◆ **DIRECTIONS FOR THIS TASK**: Copy out all the entries exactly.

◆ **WORKING DATA**:
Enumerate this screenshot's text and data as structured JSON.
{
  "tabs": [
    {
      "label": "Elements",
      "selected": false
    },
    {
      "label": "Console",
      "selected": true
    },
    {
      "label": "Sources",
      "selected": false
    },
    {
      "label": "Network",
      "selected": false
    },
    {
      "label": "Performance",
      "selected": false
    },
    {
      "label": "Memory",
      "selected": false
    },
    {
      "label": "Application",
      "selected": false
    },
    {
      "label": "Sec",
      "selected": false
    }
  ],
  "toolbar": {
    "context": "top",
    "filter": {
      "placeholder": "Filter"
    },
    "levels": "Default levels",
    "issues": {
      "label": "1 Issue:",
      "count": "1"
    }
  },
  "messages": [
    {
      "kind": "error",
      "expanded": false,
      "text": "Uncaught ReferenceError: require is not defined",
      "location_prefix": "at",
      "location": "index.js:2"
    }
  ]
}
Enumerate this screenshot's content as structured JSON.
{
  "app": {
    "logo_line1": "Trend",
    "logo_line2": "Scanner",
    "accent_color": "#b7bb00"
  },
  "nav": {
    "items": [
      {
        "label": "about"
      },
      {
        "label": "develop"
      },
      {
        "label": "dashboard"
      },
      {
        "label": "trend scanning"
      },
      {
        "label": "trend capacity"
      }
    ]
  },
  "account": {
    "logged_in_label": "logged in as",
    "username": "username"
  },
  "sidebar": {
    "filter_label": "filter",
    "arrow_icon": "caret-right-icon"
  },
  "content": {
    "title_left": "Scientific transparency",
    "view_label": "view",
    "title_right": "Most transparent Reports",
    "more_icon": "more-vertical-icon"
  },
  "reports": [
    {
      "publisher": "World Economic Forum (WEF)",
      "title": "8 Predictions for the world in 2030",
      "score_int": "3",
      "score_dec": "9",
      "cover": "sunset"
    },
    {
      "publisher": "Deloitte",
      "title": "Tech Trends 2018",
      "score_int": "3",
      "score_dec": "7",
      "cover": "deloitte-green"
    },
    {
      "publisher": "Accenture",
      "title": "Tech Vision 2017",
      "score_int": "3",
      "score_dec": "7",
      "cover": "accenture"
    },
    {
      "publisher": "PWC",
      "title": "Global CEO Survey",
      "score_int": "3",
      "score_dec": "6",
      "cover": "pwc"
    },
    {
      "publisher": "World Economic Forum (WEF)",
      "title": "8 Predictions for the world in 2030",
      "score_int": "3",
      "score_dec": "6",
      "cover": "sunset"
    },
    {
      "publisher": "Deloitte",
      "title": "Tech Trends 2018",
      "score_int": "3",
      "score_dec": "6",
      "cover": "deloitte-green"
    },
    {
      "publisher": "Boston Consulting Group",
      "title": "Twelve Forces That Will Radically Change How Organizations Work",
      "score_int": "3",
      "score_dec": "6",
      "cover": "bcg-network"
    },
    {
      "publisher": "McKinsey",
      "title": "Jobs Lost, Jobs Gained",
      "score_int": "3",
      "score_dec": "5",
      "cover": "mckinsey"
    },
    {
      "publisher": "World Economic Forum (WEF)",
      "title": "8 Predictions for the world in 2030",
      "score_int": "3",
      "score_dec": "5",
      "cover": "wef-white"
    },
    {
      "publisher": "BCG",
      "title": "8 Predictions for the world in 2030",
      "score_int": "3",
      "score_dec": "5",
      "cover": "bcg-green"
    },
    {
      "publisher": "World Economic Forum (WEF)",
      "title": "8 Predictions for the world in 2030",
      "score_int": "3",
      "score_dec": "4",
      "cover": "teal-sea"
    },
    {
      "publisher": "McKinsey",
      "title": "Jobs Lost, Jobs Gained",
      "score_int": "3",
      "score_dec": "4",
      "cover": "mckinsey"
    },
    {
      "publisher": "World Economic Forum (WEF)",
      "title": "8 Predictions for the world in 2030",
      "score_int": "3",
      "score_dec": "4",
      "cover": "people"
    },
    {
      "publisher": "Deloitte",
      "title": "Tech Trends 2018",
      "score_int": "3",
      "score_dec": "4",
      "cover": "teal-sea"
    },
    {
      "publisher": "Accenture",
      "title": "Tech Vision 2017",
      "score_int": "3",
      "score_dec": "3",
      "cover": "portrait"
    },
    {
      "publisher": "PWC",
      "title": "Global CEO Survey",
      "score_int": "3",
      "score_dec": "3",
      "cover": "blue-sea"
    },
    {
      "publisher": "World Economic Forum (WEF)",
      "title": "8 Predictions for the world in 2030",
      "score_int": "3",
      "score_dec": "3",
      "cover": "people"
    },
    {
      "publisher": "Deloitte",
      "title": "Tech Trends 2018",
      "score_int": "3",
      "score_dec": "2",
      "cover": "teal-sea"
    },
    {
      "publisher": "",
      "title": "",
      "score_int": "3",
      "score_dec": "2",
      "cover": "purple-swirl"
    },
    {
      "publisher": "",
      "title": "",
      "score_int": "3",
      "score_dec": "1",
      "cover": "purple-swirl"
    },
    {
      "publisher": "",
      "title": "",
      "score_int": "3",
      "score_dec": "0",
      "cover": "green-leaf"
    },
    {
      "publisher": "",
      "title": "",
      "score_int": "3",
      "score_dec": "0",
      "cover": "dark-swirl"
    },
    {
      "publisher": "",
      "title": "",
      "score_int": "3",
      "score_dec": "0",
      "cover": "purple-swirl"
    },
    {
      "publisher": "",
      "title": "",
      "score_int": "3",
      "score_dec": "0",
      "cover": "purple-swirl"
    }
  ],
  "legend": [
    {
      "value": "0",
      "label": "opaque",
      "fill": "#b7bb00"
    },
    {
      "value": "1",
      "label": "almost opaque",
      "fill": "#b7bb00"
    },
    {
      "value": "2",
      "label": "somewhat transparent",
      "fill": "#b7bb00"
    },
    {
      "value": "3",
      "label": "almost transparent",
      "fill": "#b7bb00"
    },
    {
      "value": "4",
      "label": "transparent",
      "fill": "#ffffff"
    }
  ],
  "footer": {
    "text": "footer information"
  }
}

◆ **FULL ANSWER**:
Enumerate this screenshot's text and data as structured JSON.
{
  "tabs": [
    {
      "label": "Elements",
      "selected": false
    },
    {
      "label": "Console",
      "selected": true
    },
    {
      "label": "Sources",
      "selected": false
    },
    {
      "label": "Network",
      "selected": false
    },
    {
      "label": "Performance",
      "selected": false
    },
    {
      "label": "Memory",
      "selected": false
    },
    {
      "label": "Application",
      "selected": false
    },
    {
      "label": "Sec",
      "selected": false
    }
  ],
  "toolbar": {
    "context": "top",
    "filter": {
      "placeholder": "Filter"
    },
    "levels": "Default levels",
    "issues": {
      "label": "1 Issue:",
      "count": "1"
    }
  },
  "messages": [
    {
      "kind": "error",
      "expanded": false,
      "text": "Uncaught ReferenceError: require is not defined",
      "location_prefix": "at",
      "location": "index.js:2"
    }
  ]
}
Enumerate this screenshot's content as structured JSON.
{
  "app": {
    "logo_line1": "Trend",
    "logo_line2": "Scanner",
    "accent_color": "#b7bb00"
  },
  "nav": {
    "items": [
      {
        "label": "about"
      },
      {
        "label": "develop"
      },
      {
        "label": "dashboard"
      },
      {
        "label": "trend scanning"
      },
      {
        "label": "trend capacity"
      }
    ]
  },
  "account": {
    "logged_in_label": "logged in as",
    "username": "username"
  },
  "sidebar": {
    "filter_label": "filter",
    "arrow_icon": "caret-right-icon"
  },
  "content": {
    "title_left": "Scientific transparency",
    "view_label": "view",
    "title_right": "Most transparent Reports",
    "more_icon": "more-vertical-icon"
  },
  "reports": [
    {
      "publisher": "World Economic Forum (WEF)",
      "title": "8 Predictions for the world in 2030",
      "score_int": "3",
      "score_dec": "9",
      "cover": "sunset"
    },
    {
      "publisher": "Deloitte",
      "title": "Tech Trends 2018",
      "score_int": "3",
      "score_dec": "7",
      "cover": "deloitte-green"
    },
    {
      "publisher": "Accenture",
      "title": "Tech Vision 2017",
      "score_int": "3",
      "score_dec": "7",
      "cover": "accenture"
    },
    {
      "publisher": "PWC",
      "title": "Global CEO Survey",
      "score_int": "3",
      "score_dec": "6",
      "cover": "pwc"
    },
    {
      "publisher": "World Economic Forum (WEF)",
      "title": "8 Predictions for the world in 2030",
      "score_int": "3",
      "score_dec": "6",
      "cover": "sunset"
    },
    {
      "publisher": "Deloitte",
      "title": "Tech Trends 2018",
      "score_int": "3",
      "score_dec": "6",
      "cover": "deloitte-green"
    },
    {
      "publisher": "Boston Consulting Group",
      "title": "Twelve Forces That Will Radically Change How Organizations Work",
      "score_int": "3",
      "score_dec": "6",
      "cover": "bcg-network"
    },
    {
      "publisher": "McKinsey",
      "title": "Jobs Lost, Jobs Gained",
      "score_int": "3",
      "score_dec": "5",
      "cover": "mckinsey"
    },
    {
      "publisher": "World Economic Forum (WEF)",
      "title": "8 Predictions for the world in 2030",
      "score_int": "3",
      "score_dec": "5",
      "cover": "wef-white"
    },
    {
      "publisher": "BCG",
      "title": "8 Predictions for the world in 2030",
      "score_int": "3",
      "score_dec": "5",
      "cover": "bcg-green"
    },
    {
      "publisher": "World Economic Forum (WEF)",
      "title": "8 Predictions for the world in 2030",
      "score_int": "3",
      "score_dec": "4",
      "cover": "teal-sea"
    },
    {
      "publisher": "McKinsey",
      "title": "Jobs Lost, Jobs Gained",
      "score_int": "3",
      "score_dec": "4",
      "cover": "mckinsey"
    },
    {
      "publisher": "World Economic Forum (WEF)",
      "title": "8 Predictions for the world in 2030",
      "score_int": "3",
      "score_dec": "4",
      "cover": "people"
    },
    {
      "publisher": "Deloitte",
      "title": "Tech Trends 2018",
      "score_int": "3",
      "score_dec": "4",
      "cover": "teal-sea"
    },
    {
      "publisher": "Accenture",
      "title": "Tech Vision 2017",
      "score_int": "3",
      "score_dec": "3",
      "cover": "portrait"
    },
    {
      "publisher": "PWC",
      "title": "Global CEO Survey",
      "score_int": "3",
      "score_dec": "3",
      "cover": "blue-sea"
    },
    {
      "publisher": "World Economic Forum (WEF)",
      "title": "8 Predictions for the world in 2030",
      "score_int": "3",
      "score_dec": "3",
      "cover": "people"
    },
    {
      "publisher": "Deloitte",
      "title": "Tech Trends 2018",
      "score_int": "3",
      "score_dec": "2",
      "cover": "teal-sea"
    },
    {
      "publisher": "",
      "title": "",
      "score_int": "3",
      "score_dec": "2",
      "cover": "purple-swirl"
    },
    {
      "publisher": "",
      "title": "",
      "score_int": "3",
      "score_dec": "1",
      "cover": "purple-swirl"
    },
    {
      "publisher": "",
      "title": "",
      "score_int": "3",
      "score_dec": "0",
      "cover": "green-leaf"
    },
    {
      "publisher": "",
      "title": "",
      "score_int": "3",
      "score_dec": "0",
      "cover": "dark-swirl"
    },
    {
      "publisher": "",
      "title": "",
      "score_int": "3",
      "score_dec": "0",
      "cover": "purple-swirl"
    },
    {
      "publisher": "",
      "title": "",
      "score_int": "3",
      "score_dec": "0",
      "cover": "purple-swirl"
    }
  ],
  "legend": [
    {
      "value": "0",
      "label": "opaque",
      "fill": "#b7bb00"
    },
    {
      "value": "1",
      "label": "almost opaque",
      "fill": "#b7bb00"
    },
    {
      "value": "2",
      "label": "somewhat transparent",
      "fill": "#b7bb00"
    },
    {
      "value": "3",
      "label": "almost transparent",
      "fill": "#b7bb00"
    },
    {
      "value": "4",
      "label": "transparent",
      "fill": "#ffffff"
    }
  ],
  "footer": {
    "text": "footer information"
  }
}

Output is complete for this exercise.